== What you will do ==
Reproduce the listing that follows with no differences at all.

== Dataset content ==
========

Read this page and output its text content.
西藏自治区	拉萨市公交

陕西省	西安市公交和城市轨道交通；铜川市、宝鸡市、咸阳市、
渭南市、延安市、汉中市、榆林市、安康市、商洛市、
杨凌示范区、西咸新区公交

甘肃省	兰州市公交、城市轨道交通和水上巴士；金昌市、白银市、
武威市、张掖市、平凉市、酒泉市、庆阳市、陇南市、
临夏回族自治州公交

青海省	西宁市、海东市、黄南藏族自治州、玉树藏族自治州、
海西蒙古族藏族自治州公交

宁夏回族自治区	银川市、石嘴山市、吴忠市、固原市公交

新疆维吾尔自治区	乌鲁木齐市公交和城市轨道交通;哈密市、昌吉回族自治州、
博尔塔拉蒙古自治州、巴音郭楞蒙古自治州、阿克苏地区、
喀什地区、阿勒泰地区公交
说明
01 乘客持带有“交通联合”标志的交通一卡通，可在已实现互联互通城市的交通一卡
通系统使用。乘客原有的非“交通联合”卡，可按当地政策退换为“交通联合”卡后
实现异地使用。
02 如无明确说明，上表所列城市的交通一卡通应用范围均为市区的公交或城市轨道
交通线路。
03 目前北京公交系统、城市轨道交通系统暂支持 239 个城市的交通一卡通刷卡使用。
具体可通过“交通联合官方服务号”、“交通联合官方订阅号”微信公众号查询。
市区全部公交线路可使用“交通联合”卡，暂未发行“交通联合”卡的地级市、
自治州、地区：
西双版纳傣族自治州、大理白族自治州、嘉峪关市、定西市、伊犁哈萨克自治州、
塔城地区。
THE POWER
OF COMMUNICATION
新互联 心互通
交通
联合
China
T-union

========

== Reply ==
Read this page and output its text content.
西藏自治区	拉萨市公交

陕西省	西安市公交和城市轨道交通；铜川市、宝鸡市、咸阳市、
渭南市、延安市、汉中市、榆林市、安康市、商洛市、
杨凌示范区、西咸新区公交

甘肃省	兰州市公交、城市轨道交通和水上巴士；金昌市、白银市、
武威市、张掖市、平凉市、酒泉市、庆阳市、陇南市、
临夏回族自治州公交

青海省	西宁市、海东市、黄南藏族自治州、玉树藏族自治州、
海西蒙古族藏族自治州公交

宁夏回族自治区	银川市、石嘴山市、吴忠市、固原市公交

新疆维吾尔自治区	乌鲁木齐市公交和城市轨道交通;哈密市、昌吉回族自治州、
博尔塔拉蒙古自治州、巴音郭楞蒙古自治州、阿克苏地区、
喀什地区、阿勒泰地区公交
说明
01 乘客持带有“交通联合”标志的交通一卡通，可在已实现互联互通城市的交通一卡
通系统使用。乘客原有的非“交通联合”卡，可按当地政策退换为“交通联合”卡后
实现异地使用。
02 如无明确说明，上表所列城市的交通一卡通应用范围均为市区的公交或城市轨道
交通线路。
03 目前北京公交系统、城市轨道交通系统暂支持 239 个城市的交通一卡通刷卡使用。
具体可通过“交通联合官方服务号”、“交通联合官方订阅号”微信公众号查询。
市区全部公交线路可使用“交通联合”卡，暂未发行“交通联合”卡的地级市、
自治州、地区：
西双版纳傣族自治州、大理白族自治州、嘉峪关市、定西市、伊犁哈萨克自治州、
塔城地区。
THE POWER
OF COMMUNICATION
新互联 心互通
交通
联合
China
T-union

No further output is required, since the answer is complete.